◆ **Instruction**: In the records below, copy out everything from the line containing "x-tick-label: 150.00 [409,468,458,484]" down to the line containing "legend-label-land: Land [692,514,716,525]", both included, unchanged and with nothing else.

===== Given data

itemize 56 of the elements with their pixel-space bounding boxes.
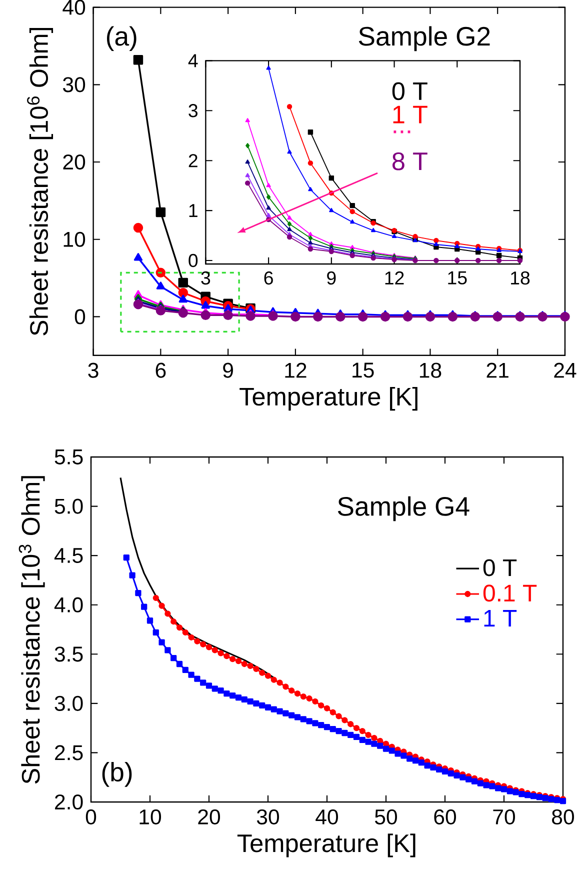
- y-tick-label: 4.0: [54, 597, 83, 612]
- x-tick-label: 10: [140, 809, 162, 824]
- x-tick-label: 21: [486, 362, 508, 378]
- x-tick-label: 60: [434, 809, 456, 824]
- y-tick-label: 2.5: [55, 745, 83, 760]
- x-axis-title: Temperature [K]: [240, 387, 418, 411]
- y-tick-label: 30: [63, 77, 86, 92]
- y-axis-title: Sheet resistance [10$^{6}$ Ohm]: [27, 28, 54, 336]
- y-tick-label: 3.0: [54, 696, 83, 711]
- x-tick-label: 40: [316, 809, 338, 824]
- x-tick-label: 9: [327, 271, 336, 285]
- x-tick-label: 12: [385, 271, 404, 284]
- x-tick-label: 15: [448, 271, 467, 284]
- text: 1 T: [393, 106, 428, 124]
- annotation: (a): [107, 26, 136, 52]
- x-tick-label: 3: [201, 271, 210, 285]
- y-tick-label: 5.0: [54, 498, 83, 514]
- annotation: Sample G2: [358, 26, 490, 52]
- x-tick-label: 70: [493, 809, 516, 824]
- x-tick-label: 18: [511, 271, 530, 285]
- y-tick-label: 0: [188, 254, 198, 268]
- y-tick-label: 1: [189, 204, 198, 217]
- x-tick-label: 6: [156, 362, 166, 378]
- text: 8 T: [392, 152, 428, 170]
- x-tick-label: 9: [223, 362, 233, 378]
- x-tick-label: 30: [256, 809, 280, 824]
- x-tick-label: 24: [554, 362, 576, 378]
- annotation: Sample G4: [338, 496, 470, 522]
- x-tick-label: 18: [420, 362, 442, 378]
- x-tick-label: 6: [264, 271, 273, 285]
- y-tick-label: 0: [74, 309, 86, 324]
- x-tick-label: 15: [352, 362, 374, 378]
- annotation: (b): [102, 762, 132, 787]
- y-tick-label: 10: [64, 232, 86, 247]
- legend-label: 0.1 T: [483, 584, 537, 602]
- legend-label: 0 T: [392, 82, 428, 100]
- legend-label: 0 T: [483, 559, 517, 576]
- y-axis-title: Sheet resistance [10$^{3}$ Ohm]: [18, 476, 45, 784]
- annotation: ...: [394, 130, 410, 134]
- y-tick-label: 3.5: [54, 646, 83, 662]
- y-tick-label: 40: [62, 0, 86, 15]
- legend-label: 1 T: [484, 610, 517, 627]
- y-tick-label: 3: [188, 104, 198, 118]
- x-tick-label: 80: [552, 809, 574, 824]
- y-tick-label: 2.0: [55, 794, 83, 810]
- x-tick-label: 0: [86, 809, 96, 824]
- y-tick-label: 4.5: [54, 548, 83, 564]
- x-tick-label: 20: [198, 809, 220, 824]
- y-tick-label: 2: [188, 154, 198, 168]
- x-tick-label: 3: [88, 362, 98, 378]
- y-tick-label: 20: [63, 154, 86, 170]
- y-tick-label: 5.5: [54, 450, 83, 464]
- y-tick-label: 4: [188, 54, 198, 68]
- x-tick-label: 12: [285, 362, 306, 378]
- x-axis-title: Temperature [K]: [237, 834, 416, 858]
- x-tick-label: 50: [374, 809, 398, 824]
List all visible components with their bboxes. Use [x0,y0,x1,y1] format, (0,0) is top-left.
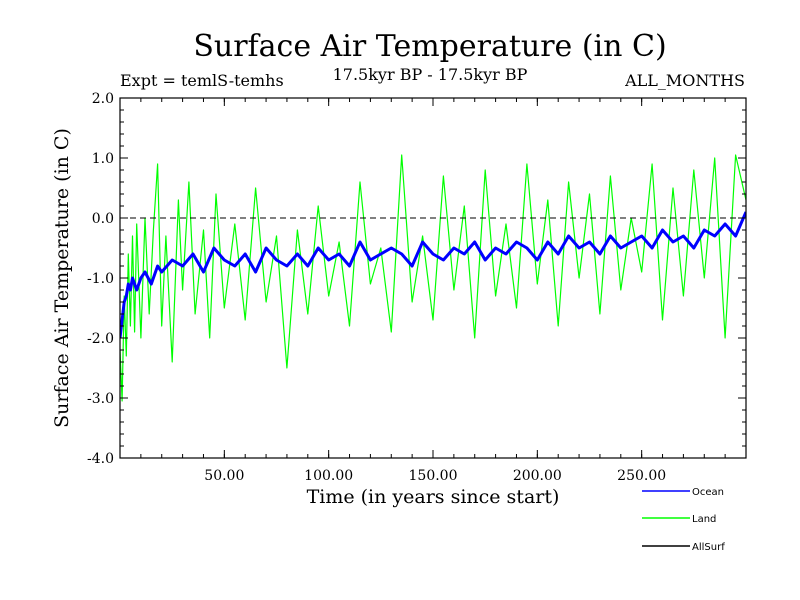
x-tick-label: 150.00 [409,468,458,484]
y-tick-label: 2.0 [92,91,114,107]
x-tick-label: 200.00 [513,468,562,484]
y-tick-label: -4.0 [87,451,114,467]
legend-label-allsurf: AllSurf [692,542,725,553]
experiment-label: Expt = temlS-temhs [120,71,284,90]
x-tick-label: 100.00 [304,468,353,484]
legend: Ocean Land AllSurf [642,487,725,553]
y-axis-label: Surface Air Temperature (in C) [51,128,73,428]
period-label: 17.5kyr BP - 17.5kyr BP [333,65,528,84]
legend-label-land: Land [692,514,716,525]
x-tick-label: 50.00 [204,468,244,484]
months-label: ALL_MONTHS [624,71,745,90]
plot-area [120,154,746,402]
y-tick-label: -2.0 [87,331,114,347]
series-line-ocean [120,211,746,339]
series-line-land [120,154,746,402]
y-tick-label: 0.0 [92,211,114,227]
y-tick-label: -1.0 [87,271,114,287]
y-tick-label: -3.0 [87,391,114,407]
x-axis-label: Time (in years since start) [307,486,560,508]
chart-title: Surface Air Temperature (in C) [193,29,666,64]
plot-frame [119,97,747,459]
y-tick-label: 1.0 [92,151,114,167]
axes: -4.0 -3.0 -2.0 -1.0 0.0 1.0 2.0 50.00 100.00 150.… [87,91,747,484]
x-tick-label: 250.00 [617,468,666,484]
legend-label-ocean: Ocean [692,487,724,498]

==========
===== Given data

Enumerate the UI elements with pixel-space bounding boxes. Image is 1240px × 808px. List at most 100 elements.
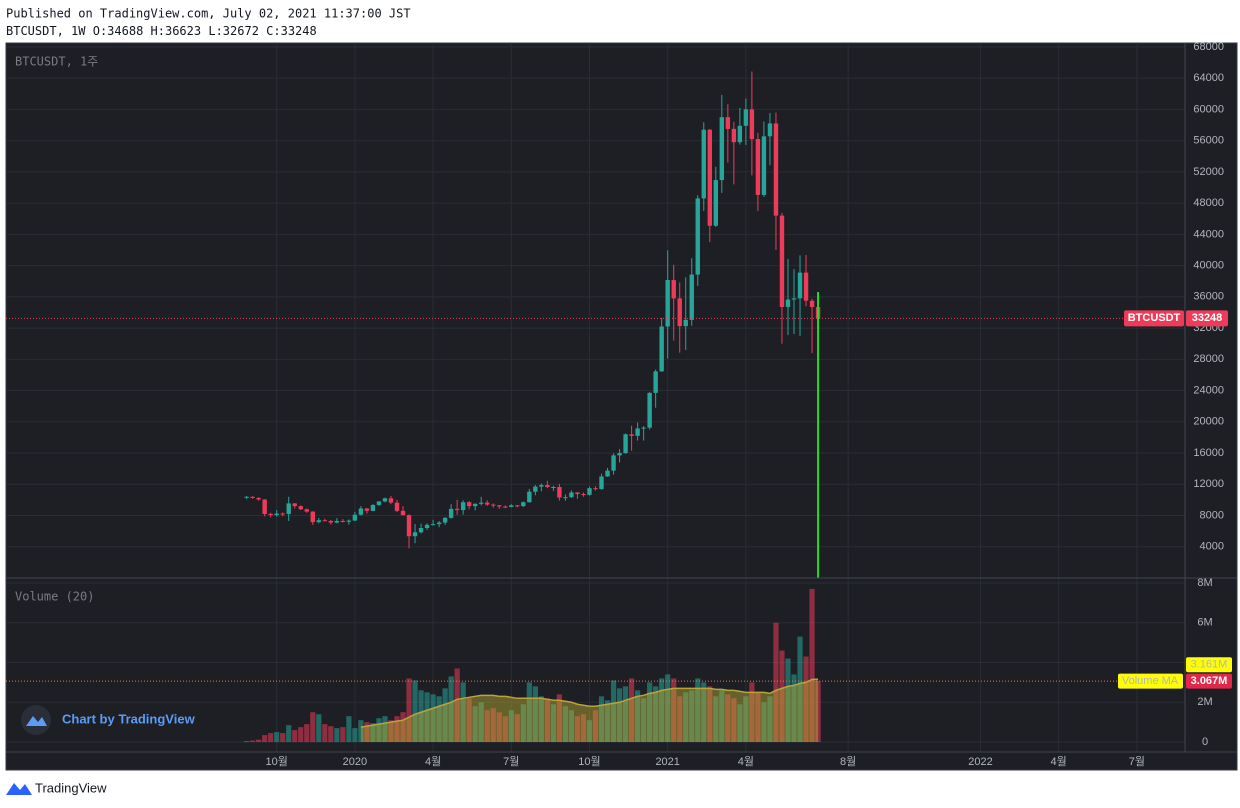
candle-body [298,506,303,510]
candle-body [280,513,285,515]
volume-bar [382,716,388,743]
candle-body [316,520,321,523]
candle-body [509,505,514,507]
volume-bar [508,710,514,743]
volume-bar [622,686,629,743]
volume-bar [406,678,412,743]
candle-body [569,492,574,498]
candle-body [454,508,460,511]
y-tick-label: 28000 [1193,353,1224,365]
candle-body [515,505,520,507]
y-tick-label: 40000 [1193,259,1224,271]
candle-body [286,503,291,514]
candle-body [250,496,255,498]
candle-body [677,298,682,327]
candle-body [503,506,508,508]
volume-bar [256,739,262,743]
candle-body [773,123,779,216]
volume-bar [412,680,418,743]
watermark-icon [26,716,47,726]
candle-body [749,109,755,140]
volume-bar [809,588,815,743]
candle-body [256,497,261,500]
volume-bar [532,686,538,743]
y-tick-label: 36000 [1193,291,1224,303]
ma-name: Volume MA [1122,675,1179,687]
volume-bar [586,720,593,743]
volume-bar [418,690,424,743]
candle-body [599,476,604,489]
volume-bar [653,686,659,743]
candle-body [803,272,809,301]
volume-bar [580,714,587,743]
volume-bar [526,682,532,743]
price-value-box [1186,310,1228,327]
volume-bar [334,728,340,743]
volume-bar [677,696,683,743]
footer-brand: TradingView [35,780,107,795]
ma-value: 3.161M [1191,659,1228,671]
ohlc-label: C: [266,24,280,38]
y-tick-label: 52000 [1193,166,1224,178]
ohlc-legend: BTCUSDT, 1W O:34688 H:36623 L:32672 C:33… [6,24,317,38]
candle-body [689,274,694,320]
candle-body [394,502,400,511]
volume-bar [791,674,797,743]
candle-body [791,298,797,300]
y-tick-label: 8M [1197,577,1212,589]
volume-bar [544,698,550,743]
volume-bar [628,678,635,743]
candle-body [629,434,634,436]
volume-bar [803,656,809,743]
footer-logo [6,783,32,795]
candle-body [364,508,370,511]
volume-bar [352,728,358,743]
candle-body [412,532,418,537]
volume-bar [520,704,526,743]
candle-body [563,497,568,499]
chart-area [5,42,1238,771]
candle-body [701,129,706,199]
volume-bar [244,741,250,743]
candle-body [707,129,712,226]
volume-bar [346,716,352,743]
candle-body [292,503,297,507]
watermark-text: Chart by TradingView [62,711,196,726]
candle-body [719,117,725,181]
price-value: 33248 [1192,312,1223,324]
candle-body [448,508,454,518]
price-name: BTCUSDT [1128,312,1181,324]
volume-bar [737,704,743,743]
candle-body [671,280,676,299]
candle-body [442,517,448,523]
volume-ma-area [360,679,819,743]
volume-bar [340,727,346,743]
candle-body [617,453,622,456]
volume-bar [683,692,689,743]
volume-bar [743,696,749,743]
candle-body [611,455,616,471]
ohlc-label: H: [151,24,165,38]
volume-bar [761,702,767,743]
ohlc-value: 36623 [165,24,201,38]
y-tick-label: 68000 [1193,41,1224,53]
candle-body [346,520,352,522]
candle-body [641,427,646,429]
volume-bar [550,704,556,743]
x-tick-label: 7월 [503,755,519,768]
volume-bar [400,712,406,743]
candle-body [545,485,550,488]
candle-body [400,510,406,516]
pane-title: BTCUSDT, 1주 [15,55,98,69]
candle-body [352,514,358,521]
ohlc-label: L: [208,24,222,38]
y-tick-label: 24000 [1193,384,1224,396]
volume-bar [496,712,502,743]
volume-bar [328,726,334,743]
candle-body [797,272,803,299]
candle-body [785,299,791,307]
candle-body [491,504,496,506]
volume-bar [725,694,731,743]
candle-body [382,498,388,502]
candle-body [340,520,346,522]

==========

◆ **Response for this exercise**:
x-tick-label: 150.00 [409,468,458,484]
y-tick-label: 2.0 [92,91,114,107]
x-tick-label: 200.00 [513,468,562,484]
y-tick-label: -4.0 [87,451,114,467]
legend-label-allsurf: AllSurf [692,542,725,553]
experiment-label: Expt = temlS-temhs [120,71,284,90]
x-tick-label: 100.00 [304,468,353,484]
legend: Ocean Land AllSurf [642,487,725,553]
y-axis-label: Surface Air Temperature (in C) [51,128,73,428]
period-label: 17.5kyr BP - 17.5kyr BP [333,65,528,84]
legend-label-land: Land [692,514,716,525]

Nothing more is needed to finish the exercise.